PROMPT => In the listing below, locate the lines that hold "page" and copy them.

(Dataset excerpt)

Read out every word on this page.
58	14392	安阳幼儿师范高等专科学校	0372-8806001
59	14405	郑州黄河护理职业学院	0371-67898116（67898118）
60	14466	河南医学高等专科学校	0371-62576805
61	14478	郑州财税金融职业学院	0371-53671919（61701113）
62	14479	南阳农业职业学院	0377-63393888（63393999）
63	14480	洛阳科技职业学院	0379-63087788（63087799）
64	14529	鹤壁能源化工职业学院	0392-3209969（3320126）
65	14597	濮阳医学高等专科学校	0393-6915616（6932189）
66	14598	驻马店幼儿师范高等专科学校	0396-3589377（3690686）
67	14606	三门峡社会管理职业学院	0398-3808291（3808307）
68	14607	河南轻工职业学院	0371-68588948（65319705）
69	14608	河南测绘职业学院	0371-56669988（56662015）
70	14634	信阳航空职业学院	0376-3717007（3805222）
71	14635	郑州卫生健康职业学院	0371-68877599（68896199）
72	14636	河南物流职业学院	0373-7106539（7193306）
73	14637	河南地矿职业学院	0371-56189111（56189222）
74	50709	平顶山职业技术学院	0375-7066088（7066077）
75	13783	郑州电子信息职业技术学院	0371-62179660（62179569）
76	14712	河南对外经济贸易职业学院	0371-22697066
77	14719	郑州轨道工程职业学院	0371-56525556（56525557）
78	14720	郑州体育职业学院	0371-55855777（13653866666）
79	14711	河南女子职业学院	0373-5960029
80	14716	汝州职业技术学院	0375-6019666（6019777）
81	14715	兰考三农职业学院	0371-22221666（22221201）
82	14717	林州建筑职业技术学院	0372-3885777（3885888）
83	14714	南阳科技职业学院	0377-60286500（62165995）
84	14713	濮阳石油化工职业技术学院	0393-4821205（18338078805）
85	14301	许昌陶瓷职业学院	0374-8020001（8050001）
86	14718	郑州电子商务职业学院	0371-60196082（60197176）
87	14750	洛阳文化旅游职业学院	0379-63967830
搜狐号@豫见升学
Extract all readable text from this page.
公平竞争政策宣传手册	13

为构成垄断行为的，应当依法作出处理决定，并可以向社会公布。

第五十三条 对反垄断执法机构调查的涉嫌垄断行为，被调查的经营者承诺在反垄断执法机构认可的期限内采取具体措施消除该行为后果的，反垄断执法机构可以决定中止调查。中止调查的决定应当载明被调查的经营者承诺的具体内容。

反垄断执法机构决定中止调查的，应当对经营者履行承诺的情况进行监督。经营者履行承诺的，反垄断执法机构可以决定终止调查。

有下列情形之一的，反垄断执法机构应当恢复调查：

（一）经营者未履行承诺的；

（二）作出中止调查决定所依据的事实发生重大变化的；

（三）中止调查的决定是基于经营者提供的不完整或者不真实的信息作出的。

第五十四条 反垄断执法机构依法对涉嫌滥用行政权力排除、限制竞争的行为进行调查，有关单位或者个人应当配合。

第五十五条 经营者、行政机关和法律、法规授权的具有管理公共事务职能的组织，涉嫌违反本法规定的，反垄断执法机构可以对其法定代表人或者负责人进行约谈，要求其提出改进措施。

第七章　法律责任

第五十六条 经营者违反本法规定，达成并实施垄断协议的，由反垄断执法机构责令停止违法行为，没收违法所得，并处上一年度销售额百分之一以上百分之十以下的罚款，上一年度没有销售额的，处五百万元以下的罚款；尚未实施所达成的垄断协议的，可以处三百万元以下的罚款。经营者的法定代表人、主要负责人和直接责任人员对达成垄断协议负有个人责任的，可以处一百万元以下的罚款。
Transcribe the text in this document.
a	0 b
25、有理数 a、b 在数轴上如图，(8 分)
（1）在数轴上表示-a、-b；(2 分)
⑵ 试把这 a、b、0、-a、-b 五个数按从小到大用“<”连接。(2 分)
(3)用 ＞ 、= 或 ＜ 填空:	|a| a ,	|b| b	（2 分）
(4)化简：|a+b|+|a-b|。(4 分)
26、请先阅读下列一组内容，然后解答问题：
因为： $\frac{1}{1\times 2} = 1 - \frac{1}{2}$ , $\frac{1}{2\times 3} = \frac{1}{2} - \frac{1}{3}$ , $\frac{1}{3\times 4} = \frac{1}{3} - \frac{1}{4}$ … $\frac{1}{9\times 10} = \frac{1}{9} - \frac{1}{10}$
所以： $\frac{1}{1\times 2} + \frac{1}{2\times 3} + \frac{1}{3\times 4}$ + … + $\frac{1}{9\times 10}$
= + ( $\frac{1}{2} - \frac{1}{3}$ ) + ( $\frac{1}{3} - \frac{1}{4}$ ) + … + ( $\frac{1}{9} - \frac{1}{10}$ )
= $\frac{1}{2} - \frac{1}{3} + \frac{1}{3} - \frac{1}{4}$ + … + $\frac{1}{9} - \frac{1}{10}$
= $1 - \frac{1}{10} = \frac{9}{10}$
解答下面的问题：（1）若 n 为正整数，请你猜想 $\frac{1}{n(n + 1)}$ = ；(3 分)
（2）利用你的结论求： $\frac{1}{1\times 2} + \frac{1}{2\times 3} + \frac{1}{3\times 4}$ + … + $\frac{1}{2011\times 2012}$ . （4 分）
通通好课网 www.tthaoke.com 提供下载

ANSWER TO THE PROBLEM =>
Read out every word on this page.
Extract all readable text from this page.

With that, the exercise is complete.